» Page excerpt:

----------

Alternate disseminations. Digital objects may offer the user a choice of access methods. Thus a library object might provide the weather conditions at San Francisco Airport. When the user accesses this object, the information returned might be data, such as the temperature, precipitation, wind speed and direction, and humidity, or it might be a photograph to show cloud cover. Notice that this information might be read directly from sensors, when requested, or from tables that are updated at regular intervals.
Databases. A database comprises many alternative records, with different individuals selected each time the database is accessed. Some databases can be best thought of as complete digital library collections, with the individual records as digital objects within the collections. Other databases, such as directories, are library objects in their own right.

The methods for managing these more general objects are still subjects for debate. Whereas the web provides a unifying framework that most people use for static files, there is no widely accepted framework for general objects. Even the terminology is rife with dispute. A set of conventions that relate the intellectual view of library materials to the internal structure is sometimes called a "document model", but, since it applies to all aspects of digital libraries, "object model" seems a better term.

----------

» Stored records:
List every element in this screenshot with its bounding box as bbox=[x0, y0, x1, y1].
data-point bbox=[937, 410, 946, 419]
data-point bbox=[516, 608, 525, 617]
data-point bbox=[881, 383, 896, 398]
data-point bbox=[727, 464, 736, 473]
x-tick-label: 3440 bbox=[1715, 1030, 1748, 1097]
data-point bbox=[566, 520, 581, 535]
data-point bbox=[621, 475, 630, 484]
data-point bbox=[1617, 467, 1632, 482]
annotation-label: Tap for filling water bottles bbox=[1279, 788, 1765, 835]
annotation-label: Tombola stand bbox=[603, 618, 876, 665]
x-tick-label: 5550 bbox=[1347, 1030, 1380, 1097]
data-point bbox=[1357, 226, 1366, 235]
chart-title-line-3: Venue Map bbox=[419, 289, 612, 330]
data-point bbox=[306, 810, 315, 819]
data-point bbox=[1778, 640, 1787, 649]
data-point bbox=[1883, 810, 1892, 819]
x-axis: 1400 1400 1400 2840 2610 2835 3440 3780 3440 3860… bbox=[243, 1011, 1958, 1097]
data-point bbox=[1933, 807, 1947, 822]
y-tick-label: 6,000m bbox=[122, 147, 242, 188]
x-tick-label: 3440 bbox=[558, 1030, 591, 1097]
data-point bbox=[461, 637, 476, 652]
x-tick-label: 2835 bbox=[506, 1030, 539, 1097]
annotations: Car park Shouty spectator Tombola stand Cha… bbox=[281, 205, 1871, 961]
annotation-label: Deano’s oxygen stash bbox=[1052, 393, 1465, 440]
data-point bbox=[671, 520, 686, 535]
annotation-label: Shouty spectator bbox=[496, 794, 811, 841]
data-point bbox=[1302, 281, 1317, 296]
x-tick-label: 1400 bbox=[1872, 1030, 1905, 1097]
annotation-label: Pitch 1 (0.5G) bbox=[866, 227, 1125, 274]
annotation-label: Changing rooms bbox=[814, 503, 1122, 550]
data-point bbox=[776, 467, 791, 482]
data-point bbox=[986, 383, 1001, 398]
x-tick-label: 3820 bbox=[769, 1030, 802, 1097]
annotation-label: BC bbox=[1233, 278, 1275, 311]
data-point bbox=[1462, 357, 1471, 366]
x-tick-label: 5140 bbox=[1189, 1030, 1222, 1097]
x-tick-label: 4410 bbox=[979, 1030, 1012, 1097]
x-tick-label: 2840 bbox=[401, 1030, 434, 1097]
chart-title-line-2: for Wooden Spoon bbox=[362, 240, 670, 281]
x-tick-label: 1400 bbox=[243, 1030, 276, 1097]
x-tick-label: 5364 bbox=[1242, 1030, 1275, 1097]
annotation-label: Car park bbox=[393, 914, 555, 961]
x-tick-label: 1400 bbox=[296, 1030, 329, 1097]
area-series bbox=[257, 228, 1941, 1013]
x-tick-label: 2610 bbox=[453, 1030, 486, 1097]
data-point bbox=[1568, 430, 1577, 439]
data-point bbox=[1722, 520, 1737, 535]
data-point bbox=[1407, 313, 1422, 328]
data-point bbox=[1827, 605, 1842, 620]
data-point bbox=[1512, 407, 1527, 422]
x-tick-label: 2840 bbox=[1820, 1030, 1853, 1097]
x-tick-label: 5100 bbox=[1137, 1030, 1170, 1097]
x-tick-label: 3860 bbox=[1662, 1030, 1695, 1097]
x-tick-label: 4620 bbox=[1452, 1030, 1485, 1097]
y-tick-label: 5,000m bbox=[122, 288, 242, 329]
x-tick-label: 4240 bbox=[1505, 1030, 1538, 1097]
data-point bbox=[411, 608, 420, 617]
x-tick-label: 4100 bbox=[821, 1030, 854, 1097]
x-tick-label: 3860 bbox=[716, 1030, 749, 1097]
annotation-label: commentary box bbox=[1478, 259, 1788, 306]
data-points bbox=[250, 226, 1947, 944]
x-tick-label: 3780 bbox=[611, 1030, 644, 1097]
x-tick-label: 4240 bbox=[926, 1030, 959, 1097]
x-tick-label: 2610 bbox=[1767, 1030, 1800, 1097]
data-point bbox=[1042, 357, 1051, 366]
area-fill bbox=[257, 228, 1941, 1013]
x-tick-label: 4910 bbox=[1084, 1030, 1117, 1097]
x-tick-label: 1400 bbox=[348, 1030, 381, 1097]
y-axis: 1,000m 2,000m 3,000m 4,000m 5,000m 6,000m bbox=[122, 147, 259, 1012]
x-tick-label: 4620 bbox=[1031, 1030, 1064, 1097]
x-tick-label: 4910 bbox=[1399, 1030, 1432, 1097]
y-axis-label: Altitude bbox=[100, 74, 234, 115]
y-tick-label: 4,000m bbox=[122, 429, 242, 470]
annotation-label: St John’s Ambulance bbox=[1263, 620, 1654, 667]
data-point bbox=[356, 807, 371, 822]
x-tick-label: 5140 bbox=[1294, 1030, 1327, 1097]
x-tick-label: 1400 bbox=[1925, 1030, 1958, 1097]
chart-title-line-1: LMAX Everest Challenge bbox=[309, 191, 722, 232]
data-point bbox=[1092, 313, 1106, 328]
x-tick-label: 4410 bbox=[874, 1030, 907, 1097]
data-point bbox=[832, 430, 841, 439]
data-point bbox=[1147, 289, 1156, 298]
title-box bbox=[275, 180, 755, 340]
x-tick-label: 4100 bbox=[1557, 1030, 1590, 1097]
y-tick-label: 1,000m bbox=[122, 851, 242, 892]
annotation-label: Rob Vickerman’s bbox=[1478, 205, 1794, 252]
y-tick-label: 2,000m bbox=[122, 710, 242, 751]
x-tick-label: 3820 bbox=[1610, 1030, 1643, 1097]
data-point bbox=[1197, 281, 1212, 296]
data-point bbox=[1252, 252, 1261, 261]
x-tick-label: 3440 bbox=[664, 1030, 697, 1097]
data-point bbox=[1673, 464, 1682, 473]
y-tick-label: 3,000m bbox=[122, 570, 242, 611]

----------

» Short task: Resume the passage on digital library objects after its last sentence. The records have no connection to the passage on digital library objects.

» Written response:
Identification

The first stage in building an object model is to have a method to identify the materials. The identifier is used to refer to objects in catalogs and citations, to store and access them, to provide access management, and to archive them for the long term. This sounds simple, but identifiers must meet requirements that overlap and frequently contradict each other. Few topics in digital libraries cause as much heated discussion as names and identifiers.

One controversy is whether semantic information should be embedded in a name. Some people advocate completely semantic names. An example is the Serial Item and Contribution Identifier standard (SICI). By a precisely defined set of rules, a SICI identifies either an issue of a serial or an article contained within a serial. It is possible to derive the SICI directly from a journal article or citation. This is a daunting objective and the SICI succeeds only because there is already a standard for identifying serial titles uniquely. The following is a typical SICI; it identifies a journal article published by John Wiley & Sons:

0002-8231(199601)47:1<23:TDOMII>2.0.TX;2-2

Fully semantic names, such as SICIs, are inevitably restricted to narrow classes of information; they tend to be long and ugly because of the complexity of the rules that are used to generate them. Because of the difficulties in creating semantic identifiers for more general classes of objects, compounded by arguments over trademarks and other names, some people advocate the opposite: random identifiers that contain no semantic information about who assigned the name and what it references. Random strings used as identifiers can be shorter, but without any embedded information they are hard for people to remember and may be difficult for computers to process.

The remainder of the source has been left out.